- What is expected
Please repeat the listing in its entirety, without any alteration.

- Source data

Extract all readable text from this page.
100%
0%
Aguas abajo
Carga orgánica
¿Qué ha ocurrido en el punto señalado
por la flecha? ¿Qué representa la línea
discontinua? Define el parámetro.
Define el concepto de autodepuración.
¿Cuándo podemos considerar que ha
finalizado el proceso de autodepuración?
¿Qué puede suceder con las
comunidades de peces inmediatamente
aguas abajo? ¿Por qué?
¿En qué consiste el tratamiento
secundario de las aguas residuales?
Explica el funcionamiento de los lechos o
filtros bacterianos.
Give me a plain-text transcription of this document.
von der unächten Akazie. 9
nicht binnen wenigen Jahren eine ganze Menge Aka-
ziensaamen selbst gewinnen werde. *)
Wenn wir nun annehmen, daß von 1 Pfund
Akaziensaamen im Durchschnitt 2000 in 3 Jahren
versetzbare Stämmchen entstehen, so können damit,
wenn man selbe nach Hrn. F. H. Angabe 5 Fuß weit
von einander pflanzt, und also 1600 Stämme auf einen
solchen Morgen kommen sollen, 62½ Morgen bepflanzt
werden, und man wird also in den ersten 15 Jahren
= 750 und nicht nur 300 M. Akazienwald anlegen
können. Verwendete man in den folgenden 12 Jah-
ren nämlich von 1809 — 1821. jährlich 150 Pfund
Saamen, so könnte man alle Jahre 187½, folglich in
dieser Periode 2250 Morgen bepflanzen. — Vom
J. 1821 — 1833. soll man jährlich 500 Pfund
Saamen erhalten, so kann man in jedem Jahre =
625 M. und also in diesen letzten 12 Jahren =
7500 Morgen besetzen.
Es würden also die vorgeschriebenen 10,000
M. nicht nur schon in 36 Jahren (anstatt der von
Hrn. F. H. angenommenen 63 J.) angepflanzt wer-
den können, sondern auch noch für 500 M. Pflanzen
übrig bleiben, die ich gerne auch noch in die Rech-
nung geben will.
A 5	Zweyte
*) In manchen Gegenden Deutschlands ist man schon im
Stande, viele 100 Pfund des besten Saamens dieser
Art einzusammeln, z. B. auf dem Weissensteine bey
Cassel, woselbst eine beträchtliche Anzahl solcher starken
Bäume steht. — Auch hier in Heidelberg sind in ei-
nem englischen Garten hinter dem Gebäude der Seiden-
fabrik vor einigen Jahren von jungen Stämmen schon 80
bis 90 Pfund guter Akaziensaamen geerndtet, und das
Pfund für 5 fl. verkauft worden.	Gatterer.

- Finished exercise
Extract all readable text from this page.
100%
0%
Aguas abajo
Carga orgánica
¿Qué ha ocurrido en el punto señalado
por la flecha? ¿Qué representa la línea
discontinua? Define el parámetro.
Define el concepto de autodepuración.
¿Cuándo podemos considerar que ha
finalizado el proceso de autodepuración?
¿Qué puede suceder con las
comunidades de peces inmediatamente
aguas abajo? ¿Por qué?
¿En qué consiste el tratamiento
secundario de las aguas residuales?
Explica el funcionamiento de los lechos o
filtros bacterianos.
Give me a plain-text transcription of this document.
von der unächten Akazie. 9
nicht binnen wenigen Jahren eine ganze Menge Aka-
ziensaamen selbst gewinnen werde. *)
Wenn wir nun annehmen, daß von 1 Pfund
Akaziensaamen im Durchschnitt 2000 in 3 Jahren
versetzbare Stämmchen entstehen, so können damit,
wenn man selbe nach Hrn. F. H. Angabe 5 Fuß weit
von einander pflanzt, und also 1600 Stämme auf einen
solchen Morgen kommen sollen, 62½ Morgen bepflanzt
werden, und man wird also in den ersten 15 Jahren
= 750 und nicht nur 300 M. Akazienwald anlegen
können. Verwendete man in den folgenden 12 Jah-
ren nämlich von 1809 — 1821. jährlich 150 Pfund
Saamen, so könnte man alle Jahre 187½, folglich in
dieser Periode 2250 Morgen bepflanzen. — Vom
J. 1821 — 1833. soll man jährlich 500 Pfund
Saamen erhalten, so kann man in jedem Jahre =
625 M. und also in diesen letzten 12 Jahren =
7500 Morgen besetzen.
Es würden also die vorgeschriebenen 10,000
M. nicht nur schon in 36 Jahren (anstatt der von
Hrn. F. H. angenommenen 63 J.) angepflanzt wer-
den können, sondern auch noch für 500 M. Pflanzen
übrig bleiben, die ich gerne auch noch in die Rech-
nung geben will.
A 5	Zweyte
*) In manchen Gegenden Deutschlands ist man schon im
Stande, viele 100 Pfund des besten Saamens dieser
Art einzusammeln, z. B. auf dem Weissensteine bey
Cassel, woselbst eine beträchtliche Anzahl solcher starken
Bäume steht. — Auch hier in Heidelberg sind in ei-
nem englischen Garten hinter dem Gebäude der Seiden-
fabrik vor einigen Jahren von jungen Stämmen schon 80
bis 90 Pfund guter Akaziensaamen geerndtet, und das
Pfund für 5 fl. verkauft worden.	Gatterer.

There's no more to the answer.